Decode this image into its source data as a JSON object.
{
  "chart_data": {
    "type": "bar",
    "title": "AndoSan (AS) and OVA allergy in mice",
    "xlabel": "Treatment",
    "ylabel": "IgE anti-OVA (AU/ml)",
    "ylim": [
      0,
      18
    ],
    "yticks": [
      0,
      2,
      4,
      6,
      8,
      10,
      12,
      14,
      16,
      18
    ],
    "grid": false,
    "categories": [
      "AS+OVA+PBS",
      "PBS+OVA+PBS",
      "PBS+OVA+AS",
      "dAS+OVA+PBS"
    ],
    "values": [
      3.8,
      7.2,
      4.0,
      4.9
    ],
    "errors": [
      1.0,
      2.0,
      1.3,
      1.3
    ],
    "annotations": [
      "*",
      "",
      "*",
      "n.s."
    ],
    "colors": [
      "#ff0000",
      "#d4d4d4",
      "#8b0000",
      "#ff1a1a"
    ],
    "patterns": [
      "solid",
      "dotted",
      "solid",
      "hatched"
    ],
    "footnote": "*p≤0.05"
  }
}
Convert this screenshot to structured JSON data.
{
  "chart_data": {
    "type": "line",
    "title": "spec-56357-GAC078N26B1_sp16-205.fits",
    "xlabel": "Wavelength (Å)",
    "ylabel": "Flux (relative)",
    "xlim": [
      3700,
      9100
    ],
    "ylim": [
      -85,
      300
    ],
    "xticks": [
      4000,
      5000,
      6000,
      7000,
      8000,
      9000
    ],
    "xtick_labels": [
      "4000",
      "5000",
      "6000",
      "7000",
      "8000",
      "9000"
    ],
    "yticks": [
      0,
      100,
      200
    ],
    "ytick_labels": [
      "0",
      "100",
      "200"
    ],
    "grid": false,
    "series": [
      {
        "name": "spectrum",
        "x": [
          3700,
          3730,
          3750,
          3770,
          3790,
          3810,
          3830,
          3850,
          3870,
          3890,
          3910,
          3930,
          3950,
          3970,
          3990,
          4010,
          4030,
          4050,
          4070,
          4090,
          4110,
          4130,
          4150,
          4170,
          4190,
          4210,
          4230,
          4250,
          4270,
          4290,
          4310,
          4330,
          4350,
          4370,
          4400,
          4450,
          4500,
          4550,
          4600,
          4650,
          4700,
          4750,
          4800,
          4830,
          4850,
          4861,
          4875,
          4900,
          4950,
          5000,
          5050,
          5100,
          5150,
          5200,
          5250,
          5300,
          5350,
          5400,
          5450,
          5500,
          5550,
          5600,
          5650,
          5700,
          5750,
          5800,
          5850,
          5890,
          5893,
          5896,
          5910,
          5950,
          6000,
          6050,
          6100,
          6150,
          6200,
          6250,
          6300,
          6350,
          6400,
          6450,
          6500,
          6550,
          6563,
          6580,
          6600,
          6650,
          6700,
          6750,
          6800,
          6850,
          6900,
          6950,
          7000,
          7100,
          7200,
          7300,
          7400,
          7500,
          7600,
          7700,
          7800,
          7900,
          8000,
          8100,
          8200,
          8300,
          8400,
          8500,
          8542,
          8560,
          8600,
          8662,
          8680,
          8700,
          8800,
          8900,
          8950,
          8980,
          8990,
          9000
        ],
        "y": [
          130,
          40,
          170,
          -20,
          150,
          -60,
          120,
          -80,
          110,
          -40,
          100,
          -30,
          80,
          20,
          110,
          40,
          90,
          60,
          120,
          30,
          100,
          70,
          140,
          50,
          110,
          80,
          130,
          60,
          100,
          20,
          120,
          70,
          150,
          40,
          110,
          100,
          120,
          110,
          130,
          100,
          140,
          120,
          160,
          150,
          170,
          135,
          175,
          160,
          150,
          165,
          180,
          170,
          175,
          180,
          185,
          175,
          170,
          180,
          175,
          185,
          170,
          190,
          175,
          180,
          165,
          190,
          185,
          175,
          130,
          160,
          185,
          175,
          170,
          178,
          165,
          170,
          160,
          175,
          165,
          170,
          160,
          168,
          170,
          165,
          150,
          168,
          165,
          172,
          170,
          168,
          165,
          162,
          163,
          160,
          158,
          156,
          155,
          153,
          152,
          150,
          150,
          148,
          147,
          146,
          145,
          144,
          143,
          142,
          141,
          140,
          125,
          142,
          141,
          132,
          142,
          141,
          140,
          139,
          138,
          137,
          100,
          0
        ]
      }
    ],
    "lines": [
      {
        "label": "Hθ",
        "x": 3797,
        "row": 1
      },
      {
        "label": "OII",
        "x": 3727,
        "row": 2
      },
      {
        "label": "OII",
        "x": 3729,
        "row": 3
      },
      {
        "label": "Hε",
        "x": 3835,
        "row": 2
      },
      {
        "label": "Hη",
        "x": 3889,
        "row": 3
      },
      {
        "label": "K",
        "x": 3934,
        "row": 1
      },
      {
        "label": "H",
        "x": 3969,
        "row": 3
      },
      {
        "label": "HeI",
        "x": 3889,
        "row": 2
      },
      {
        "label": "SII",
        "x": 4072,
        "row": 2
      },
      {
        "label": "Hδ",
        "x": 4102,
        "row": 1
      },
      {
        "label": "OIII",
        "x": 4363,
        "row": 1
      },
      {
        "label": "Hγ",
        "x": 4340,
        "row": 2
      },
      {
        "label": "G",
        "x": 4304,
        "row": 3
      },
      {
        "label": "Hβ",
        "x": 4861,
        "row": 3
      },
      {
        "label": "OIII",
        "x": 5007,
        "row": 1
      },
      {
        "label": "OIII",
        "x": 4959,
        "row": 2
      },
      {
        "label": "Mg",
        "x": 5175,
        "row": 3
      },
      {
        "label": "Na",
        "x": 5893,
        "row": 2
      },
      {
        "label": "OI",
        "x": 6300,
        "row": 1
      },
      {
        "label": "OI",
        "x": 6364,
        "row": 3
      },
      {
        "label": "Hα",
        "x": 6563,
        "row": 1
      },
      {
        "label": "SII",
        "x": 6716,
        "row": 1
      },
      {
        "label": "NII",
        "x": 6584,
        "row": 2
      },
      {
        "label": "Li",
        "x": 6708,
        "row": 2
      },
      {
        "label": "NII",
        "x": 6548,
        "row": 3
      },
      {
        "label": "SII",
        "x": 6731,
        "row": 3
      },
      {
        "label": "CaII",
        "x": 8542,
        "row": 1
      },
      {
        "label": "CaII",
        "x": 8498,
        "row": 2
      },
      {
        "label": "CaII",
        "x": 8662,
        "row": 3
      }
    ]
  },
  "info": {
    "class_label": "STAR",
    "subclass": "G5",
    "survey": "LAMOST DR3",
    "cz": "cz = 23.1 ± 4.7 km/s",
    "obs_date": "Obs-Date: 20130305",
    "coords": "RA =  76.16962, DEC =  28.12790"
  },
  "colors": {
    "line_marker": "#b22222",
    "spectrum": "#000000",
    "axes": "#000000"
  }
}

───

Stated task: Without leaving anything out, quote all the data.

Complete answer:
Decode this image into its source data as a JSON object.
{
  "chart_data": {
    "type": "bar",
    "title": "AndoSan (AS) and OVA allergy in mice",
    "xlabel": "Treatment",
    "ylabel": "IgE anti-OVA (AU/ml)",
    "ylim": [
      0,
      18
    ],
    "yticks": [
      0,
      2,
      4,
      6,
      8,
      10,
      12,
      14,
      16,
      18
    ],
    "grid": false,
    "categories": [
      "AS+OVA+PBS",
      "PBS+OVA+PBS",
      "PBS+OVA+AS",
      "dAS+OVA+PBS"
    ],
    "values": [
      3.8,
      7.2,
      4.0,
      4.9
    ],
    "errors": [
      1.0,
      2.0,
      1.3,
      1.3
    ],
    "annotations": [
      "*",
      "",
      "*",
      "n.s."
    ],
    "colors": [
      "#ff0000",
      "#d4d4d4",
      "#8b0000",
      "#ff1a1a"
    ],
    "patterns": [
      "solid",
      "dotted",
      "solid",
      "hatched"
    ],
    "footnote": "*p≤0.05"
  }
}
Convert this screenshot to structured JSON data.
{
  "chart_data": {
    "type": "line",
    "title": "spec-56357-GAC078N26B1_sp16-205.fits",
    "xlabel": "Wavelength (Å)",
    "ylabel": "Flux (relative)",
    "xlim": [
      3700,
      9100
    ],
    "ylim": [
      -85,
      300
    ],
    "xticks": [
      4000,
      5000,
      6000,
      7000,
      8000,
      9000
    ],
    "xtick_labels": [
      "4000",
      "5000",
      "6000",
      "7000",
      "8000",
      "9000"
    ],
    "yticks": [
      0,
      100,
      200
    ],
    "ytick_labels": [
      "0",
      "100",
      "200"
    ],
    "grid": false,
    "series": [
      {
        "name": "spectrum",
        "x": [
          3700,
          3730,
          3750,
          3770,
          3790,
          3810,
          3830,
          3850,
          3870,
          3890,
          3910,
          3930,
          3950,
          3970,
          3990,
          4010,
          4030,
          4050,
          4070,
          4090,
          4110,
          4130,
          4150,
          4170,
          4190,
          4210,
          4230,
          4250,
          4270,
          4290,
          4310,
          4330,
          4350,
          4370,
          4400,
          4450,
          4500,
          4550,
          4600,
          4650,
          4700,
          4750,
          4800,
          4830,
          4850,
          4861,
          4875,
          4900,
          4950,
          5000,
          5050,
          5100,
          5150,
          5200,
          5250,
          5300,
          5350,
          5400,
          5450,
          5500,
          5550,
          5600,
          5650,
          5700,
          5750,
          5800,
          5850,
          5890,
          5893,
          5896,
          5910,
          5950,
          6000,
          6050,
          6100,
          6150,
          6200,
          6250,
          6300,
          6350,
          6400,
          6450,
          6500,
          6550,
          6563,
          6580,
          6600,
          6650,
          6700,
          6750,
          6800,
          6850,
          6900,
          6950,
          7000,
          7100,
          7200,
          7300,
          7400,
          7500,
          7600,
          7700,
          7800,
          7900,
          8000,
          8100,
          8200,
          8300,
          8400,
          8500,
          8542,
          8560,
          8600,
          8662,
          8680,
          8700,
          8800,
          8900,
          8950,
          8980,
          8990,
          9000
        ],
        "y": [
          130,
          40,
          170,
          -20,
          150,
          -60,
          120,
          -80,
          110,
          -40,
          100,
          -30,
          80,
          20,
          110,
          40,
          90,
          60,
          120,
          30,
          100,
          70,
          140,
          50,
          110,
          80,
          130,
          60,
          100,
          20,
          120,
          70,
          150,
          40,
          110,
          100,
          120,
          110,
          130,
          100,
          140,
          120,
          160,
          150,
          170,
          135,
          175,
          160,
          150,
          165,
          180,
          170,
          175,
          180,
          185,
          175,
          170,
          180,
          175,
          185,
          170,
          190,
          175,
          180,
          165,
          190,
          185,
          175,
          130,
          160,
          185,
          175,
          170,
          178,
          165,
          170,
          160,
          175,
          165,
          170,
          160,
          168,
          170,
          165,
          150,
          168,
          165,
          172,
          170,
          168,
          165,
          162,
          163,
          160,
          158,
          156,
          155,
          153,
          152,
          150,
          150,
          148,
          147,
          146,
          145,
          144,
          143,
          142,
          141,
          140,
          125,
          142,
          141,
          132,
          142,
          141,
          140,
          139,
          138,
          137,
          100,
          0
        ]
      }
    ],
    "lines": [
      {
        "label": "Hθ",
        "x": 3797,
        "row": 1
      },
      {
        "label": "OII",
        "x": 3727,
        "row": 2
      },
      {
        "label": "OII",
        "x": 3729,
        "row": 3
      },
      {
        "label": "Hε",
        "x": 3835,
        "row": 2
      },
      {
        "label": "Hη",
        "x": 3889,
        "row": 3
      },
      {
        "label": "K",
        "x": 3934,
        "row": 1
      },
      {
        "label": "H",
        "x": 3969,
        "row": 3
      },
      {
        "label": "HeI",
        "x": 3889,
        "row": 2
      },
      {
        "label": "SII",
        "x": 4072,
        "row": 2
      },
      {
        "label": "Hδ",
        "x": 4102,
        "row": 1
      },
      {
        "label": "OIII",
        "x": 4363,
        "row": 1
      },
      {
        "label": "Hγ",
        "x": 4340,
        "row": 2
      },
      {
        "label": "G",
        "x": 4304,
        "row": 3
      },
      {
        "label": "Hβ",
        "x": 4861,
        "row": 3
      },
      {
        "label": "OIII",
        "x": 5007,
        "row": 1
      },
      {
        "label": "OIII",
        "x": 4959,
        "row": 2
      },
      {
        "label": "Mg",
        "x": 5175,
        "row": 3
      },
      {
        "label": "Na",
        "x": 5893,
        "row": 2
      },
      {
        "label": "OI",
        "x": 6300,
        "row": 1
      },
      {
        "label": "OI",
        "x": 6364,
        "row": 3
      },
      {
        "label": "Hα",
        "x": 6563,
        "row": 1
      },
      {
        "label": "SII",
        "x": 6716,
        "row": 1
      },
      {
        "label": "NII",
        "x": 6584,
        "row": 2
      },
      {
        "label": "Li",
        "x": 6708,
        "row": 2
      },
      {
        "label": "NII",
        "x": 6548,
        "row": 3
      },
      {
        "label": "SII",
        "x": 6731,
        "row": 3
      },
      {
        "label": "CaII",
        "x": 8542,
        "row": 1
      },
      {
        "label": "CaII",
        "x": 8498,
        "row": 2
      },
      {
        "label": "CaII",
        "x": 8662,
        "row": 3
      }
    ]
  },
  "info": {
    "class_label": "STAR",
    "subclass": "G5",
    "survey": "LAMOST DR3",
    "cz": "cz = 23.1 ± 4.7 km/s",
    "obs_date": "Obs-Date: 20130305",
    "coords": "RA =  76.16962, DEC =  28.12790"
  },
  "colors": {
    "line_marker": "#b22222",
    "spectrum": "#000000",
    "axes": "#000000"
  }
}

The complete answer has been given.